Restate the complete material exactly.

◆ RECORDS TO PROCESS ◆
__________

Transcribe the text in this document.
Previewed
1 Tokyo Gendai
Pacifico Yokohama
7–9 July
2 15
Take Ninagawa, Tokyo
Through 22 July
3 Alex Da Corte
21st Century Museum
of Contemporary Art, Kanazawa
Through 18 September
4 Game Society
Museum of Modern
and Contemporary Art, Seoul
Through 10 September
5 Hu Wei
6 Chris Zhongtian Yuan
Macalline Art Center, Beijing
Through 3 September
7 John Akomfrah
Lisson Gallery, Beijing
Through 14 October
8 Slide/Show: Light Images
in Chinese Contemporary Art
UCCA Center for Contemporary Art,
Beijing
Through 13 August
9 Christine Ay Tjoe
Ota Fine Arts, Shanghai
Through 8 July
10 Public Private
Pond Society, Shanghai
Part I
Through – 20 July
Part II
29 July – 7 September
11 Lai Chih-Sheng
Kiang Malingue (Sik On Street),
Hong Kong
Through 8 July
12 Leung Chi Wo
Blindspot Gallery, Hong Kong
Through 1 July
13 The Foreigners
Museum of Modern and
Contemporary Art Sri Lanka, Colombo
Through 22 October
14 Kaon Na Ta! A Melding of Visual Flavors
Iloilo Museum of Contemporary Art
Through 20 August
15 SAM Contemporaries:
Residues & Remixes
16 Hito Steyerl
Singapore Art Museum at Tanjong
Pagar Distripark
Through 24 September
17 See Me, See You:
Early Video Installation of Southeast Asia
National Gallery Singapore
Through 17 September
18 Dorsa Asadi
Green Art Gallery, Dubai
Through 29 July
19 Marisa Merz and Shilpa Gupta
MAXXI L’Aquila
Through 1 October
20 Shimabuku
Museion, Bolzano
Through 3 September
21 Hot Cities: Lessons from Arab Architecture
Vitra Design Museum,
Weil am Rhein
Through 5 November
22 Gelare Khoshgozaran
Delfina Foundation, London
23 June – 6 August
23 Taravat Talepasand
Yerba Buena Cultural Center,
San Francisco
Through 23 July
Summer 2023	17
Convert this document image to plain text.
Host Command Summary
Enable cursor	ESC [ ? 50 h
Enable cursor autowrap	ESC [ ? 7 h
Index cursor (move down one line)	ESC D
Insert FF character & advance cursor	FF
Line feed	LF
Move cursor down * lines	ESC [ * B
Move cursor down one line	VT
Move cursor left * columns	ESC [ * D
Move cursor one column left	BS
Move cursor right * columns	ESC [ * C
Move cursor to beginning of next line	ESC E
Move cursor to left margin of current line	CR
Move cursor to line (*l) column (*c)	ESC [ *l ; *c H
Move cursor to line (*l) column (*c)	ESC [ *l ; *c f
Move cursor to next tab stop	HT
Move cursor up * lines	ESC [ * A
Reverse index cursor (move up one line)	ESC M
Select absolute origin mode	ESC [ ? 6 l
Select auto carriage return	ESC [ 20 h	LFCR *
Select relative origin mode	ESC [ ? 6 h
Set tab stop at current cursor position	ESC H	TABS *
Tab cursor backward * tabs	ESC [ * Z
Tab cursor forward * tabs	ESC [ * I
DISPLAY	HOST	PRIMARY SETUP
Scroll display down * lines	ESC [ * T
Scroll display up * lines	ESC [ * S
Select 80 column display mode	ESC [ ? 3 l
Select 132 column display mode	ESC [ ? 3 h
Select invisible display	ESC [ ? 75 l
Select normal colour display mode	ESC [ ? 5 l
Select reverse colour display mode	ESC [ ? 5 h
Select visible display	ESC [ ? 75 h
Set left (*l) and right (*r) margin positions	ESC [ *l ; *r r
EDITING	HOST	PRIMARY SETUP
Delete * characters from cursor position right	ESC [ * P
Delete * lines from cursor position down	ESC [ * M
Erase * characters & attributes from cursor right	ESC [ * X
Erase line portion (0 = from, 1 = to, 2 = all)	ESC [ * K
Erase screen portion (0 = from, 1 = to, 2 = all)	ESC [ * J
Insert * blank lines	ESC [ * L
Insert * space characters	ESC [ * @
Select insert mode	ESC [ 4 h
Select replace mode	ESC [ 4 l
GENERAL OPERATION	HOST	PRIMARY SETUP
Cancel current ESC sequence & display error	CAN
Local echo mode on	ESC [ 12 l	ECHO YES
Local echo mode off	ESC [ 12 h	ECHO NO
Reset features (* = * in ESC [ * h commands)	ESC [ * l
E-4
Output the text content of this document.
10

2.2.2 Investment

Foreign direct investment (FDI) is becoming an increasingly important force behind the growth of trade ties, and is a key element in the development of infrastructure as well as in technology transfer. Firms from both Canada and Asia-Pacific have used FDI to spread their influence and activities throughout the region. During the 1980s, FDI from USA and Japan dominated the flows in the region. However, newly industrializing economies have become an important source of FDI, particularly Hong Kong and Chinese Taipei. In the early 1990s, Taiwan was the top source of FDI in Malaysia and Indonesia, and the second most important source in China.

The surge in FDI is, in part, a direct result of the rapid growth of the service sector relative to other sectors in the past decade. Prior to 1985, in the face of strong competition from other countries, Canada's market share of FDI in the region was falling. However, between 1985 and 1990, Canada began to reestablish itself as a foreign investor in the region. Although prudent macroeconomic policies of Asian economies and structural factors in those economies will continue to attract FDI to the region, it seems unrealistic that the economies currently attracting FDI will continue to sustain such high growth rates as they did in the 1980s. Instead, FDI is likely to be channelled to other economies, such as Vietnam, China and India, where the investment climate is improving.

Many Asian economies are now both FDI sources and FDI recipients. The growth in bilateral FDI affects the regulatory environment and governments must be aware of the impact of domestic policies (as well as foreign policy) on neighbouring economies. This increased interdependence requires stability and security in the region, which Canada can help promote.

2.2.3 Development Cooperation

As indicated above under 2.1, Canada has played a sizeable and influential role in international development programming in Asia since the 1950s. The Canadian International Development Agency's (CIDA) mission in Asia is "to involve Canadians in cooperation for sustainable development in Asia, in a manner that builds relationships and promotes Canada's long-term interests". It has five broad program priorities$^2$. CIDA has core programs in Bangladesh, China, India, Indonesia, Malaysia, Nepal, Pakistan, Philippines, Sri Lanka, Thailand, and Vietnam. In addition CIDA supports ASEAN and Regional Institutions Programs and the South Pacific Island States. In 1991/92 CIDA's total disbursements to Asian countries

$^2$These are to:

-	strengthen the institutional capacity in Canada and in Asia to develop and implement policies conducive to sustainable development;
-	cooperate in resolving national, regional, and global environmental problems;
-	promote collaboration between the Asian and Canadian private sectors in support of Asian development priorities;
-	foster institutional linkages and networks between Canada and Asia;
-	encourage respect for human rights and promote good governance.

__________

◆ SOLUTION ◆
Transcribe the text in this document.
Previewed
1 Tokyo Gendai
Pacifico Yokohama
7–9 July
2 15
Take Ninagawa, Tokyo
Through 22 July
3 Alex Da Corte
21st Century Museum
of Contemporary Art, Kanazawa
Through 18 September
4 Game Society
Museum of Modern
and Contemporary Art, Seoul
Through 10 September
5 Hu Wei
6 Chris Zhongtian Yuan
Macalline Art Center, Beijing
Through 3 September
7 John Akomfrah
Lisson Gallery, Beijing
Through 14 October
8 Slide/Show: Light Images
in Chinese Contemporary Art
UCCA Center for Contemporary Art,
Beijing
Through 13 August
9 Christine Ay Tjoe
Ota Fine Arts, Shanghai
Through 8 July
10 Public Private
Pond Society, Shanghai
Part I
Through – 20 July
Part II
29 July – 7 September
11 Lai Chih-Sheng
Kiang Malingue (Sik On Street),
Hong Kong
Through 8 July
12 Leung Chi Wo
Blindspot Gallery, Hong Kong
Through 1 July
13 The Foreigners
Museum of Modern and
Contemporary Art Sri Lanka, Colombo
Through 22 October
14 Kaon Na Ta! A Melding of Visual Flavors
Iloilo Museum of Contemporary Art
Through 20 August
15 SAM Contemporaries:
Residues & Remixes
16 Hito Steyerl
Singapore Art Museum at Tanjong
Pagar Distripark
Through 24 September
17 See Me, See You:
Early Video Installation of Southeast Asia
National Gallery Singapore
Through 17 September
18 Dorsa Asadi
Green Art Gallery, Dubai
Through 29 July
19 Marisa Merz and Shilpa Gupta
MAXXI L’Aquila
Through 1 October
20 Shimabuku
Museion, Bolzano
Through 3 September
21 Hot Cities: Lessons from Arab Architecture
Vitra Design Museum,
Weil am Rhein
Through 5 November
22 Gelare Khoshgozaran
Delfina Foundation, London
23 June – 6 August
23 Taravat Talepasand
Yerba Buena Cultural Center,
San Francisco
Through 23 July
Summer 2023	17
Convert this document image to plain text.
Host Command Summary
Enable cursor	ESC [ ? 50 h
Enable cursor autowrap	ESC [ ? 7 h
Index cursor (move down one line)	ESC D
Insert FF character & advance cursor	FF
Line feed	LF
Move cursor down * lines	ESC [ * B
Move cursor down one line	VT
Move cursor left * columns	ESC [ * D
Move cursor one column left	BS
Move cursor right * columns	ESC [ * C
Move cursor to beginning of next line	ESC E
Move cursor to left margin of current line	CR
Move cursor to line (*l) column (*c)	ESC [ *l ; *c H
Move cursor to line (*l) column (*c)	ESC [ *l ; *c f
Move cursor to next tab stop	HT
Move cursor up * lines	ESC [ * A
Reverse index cursor (move up one line)	ESC M
Select absolute origin mode	ESC [ ? 6 l
Select auto carriage return	ESC [ 20 h	LFCR *
Select relative origin mode	ESC [ ? 6 h
Set tab stop at current cursor position	ESC H	TABS *
Tab cursor backward * tabs	ESC [ * Z
Tab cursor forward * tabs	ESC [ * I
DISPLAY	HOST	PRIMARY SETUP
Scroll display down * lines	ESC [ * T
Scroll display up * lines	ESC [ * S
Select 80 column display mode	ESC [ ? 3 l
Select 132 column display mode	ESC [ ? 3 h
Select invisible display	ESC [ ? 75 l
Select normal colour display mode	ESC [ ? 5 l
Select reverse colour display mode	ESC [ ? 5 h
Select visible display	ESC [ ? 75 h
Set left (*l) and right (*r) margin positions	ESC [ *l ; *r r
EDITING	HOST	PRIMARY SETUP
Delete * characters from cursor position right	ESC [ * P
Delete * lines from cursor position down	ESC [ * M
Erase * characters & attributes from cursor right	ESC [ * X
Erase line portion (0 = from, 1 = to, 2 = all)	ESC [ * K
Erase screen portion (0 = from, 1 = to, 2 = all)	ESC [ * J
Insert * blank lines	ESC [ * L
Insert * space characters	ESC [ * @
Select insert mode	ESC [ 4 h
Select replace mode	ESC [ 4 l
GENERAL OPERATION	HOST	PRIMARY SETUP
Cancel current ESC sequence & display error	CAN
Local echo mode on	ESC [ 12 l	ECHO YES
Local echo mode off	ESC [ 12 h	ECHO NO
Reset features (* = * in ESC [ * h commands)	ESC [ * l
E-4
Output the text content of this document.
10

2.2.2 Investment

Foreign direct investment (FDI) is becoming an increasingly important force behind the growth of trade ties, and is a key element in the development of infrastructure as well as in technology transfer. Firms from both Canada and Asia-Pacific have used FDI to spread their influence and activities throughout the region. During the 1980s, FDI from USA and Japan dominated the flows in the region. However, newly industrializing economies have become an important source of FDI, particularly Hong Kong and Chinese Taipei. In the early 1990s, Taiwan was the top source of FDI in Malaysia and Indonesia, and the second most important source in China.

The surge in FDI is, in part, a direct result of the rapid growth of the service sector relative to other sectors in the past decade. Prior to 1985, in the face of strong competition from other countries, Canada's market share of FDI in the region was falling. However, between 1985 and 1990, Canada began to reestablish itself as a foreign investor in the region. Although prudent macroeconomic policies of Asian economies and structural factors in those economies will continue to attract FDI to the region, it seems unrealistic that the economies currently attracting FDI will continue to sustain such high growth rates as they did in the 1980s. Instead, FDI is likely to be channelled to other economies, such as Vietnam, China and India, where the investment climate is improving.

Many Asian economies are now both FDI sources and FDI recipients. The growth in bilateral FDI affects the regulatory environment and governments must be aware of the impact of domestic policies (as well as foreign policy) on neighbouring economies. This increased interdependence requires stability and security in the region, which Canada can help promote.

2.2.3 Development Cooperation

As indicated above under 2.1, Canada has played a sizeable and influential role in international development programming in Asia since the 1950s. The Canadian International Development Agency's (CIDA) mission in Asia is "to involve Canadians in cooperation for sustainable development in Asia, in a manner that builds relationships and promotes Canada's long-term interests". It has five broad program priorities$^2$. CIDA has core programs in Bangladesh, China, India, Indonesia, Malaysia, Nepal, Pakistan, Philippines, Sri Lanka, Thailand, and Vietnam. In addition CIDA supports ASEAN and Regional Institutions Programs and the South Pacific Island States. In 1991/92 CIDA's total disbursements to Asian countries

$^2$These are to:

-	strengthen the institutional capacity in Canada and in Asia to develop and implement policies conducive to sustainable development;
-	cooperate in resolving national, regional, and global environmental problems;
-	promote collaboration between the Asian and Canadian private sectors in support of Asian development priorities;
-	foster institutional linkages and networks between Canada and Asia;
-	encourage respect for human rights and promote good governance.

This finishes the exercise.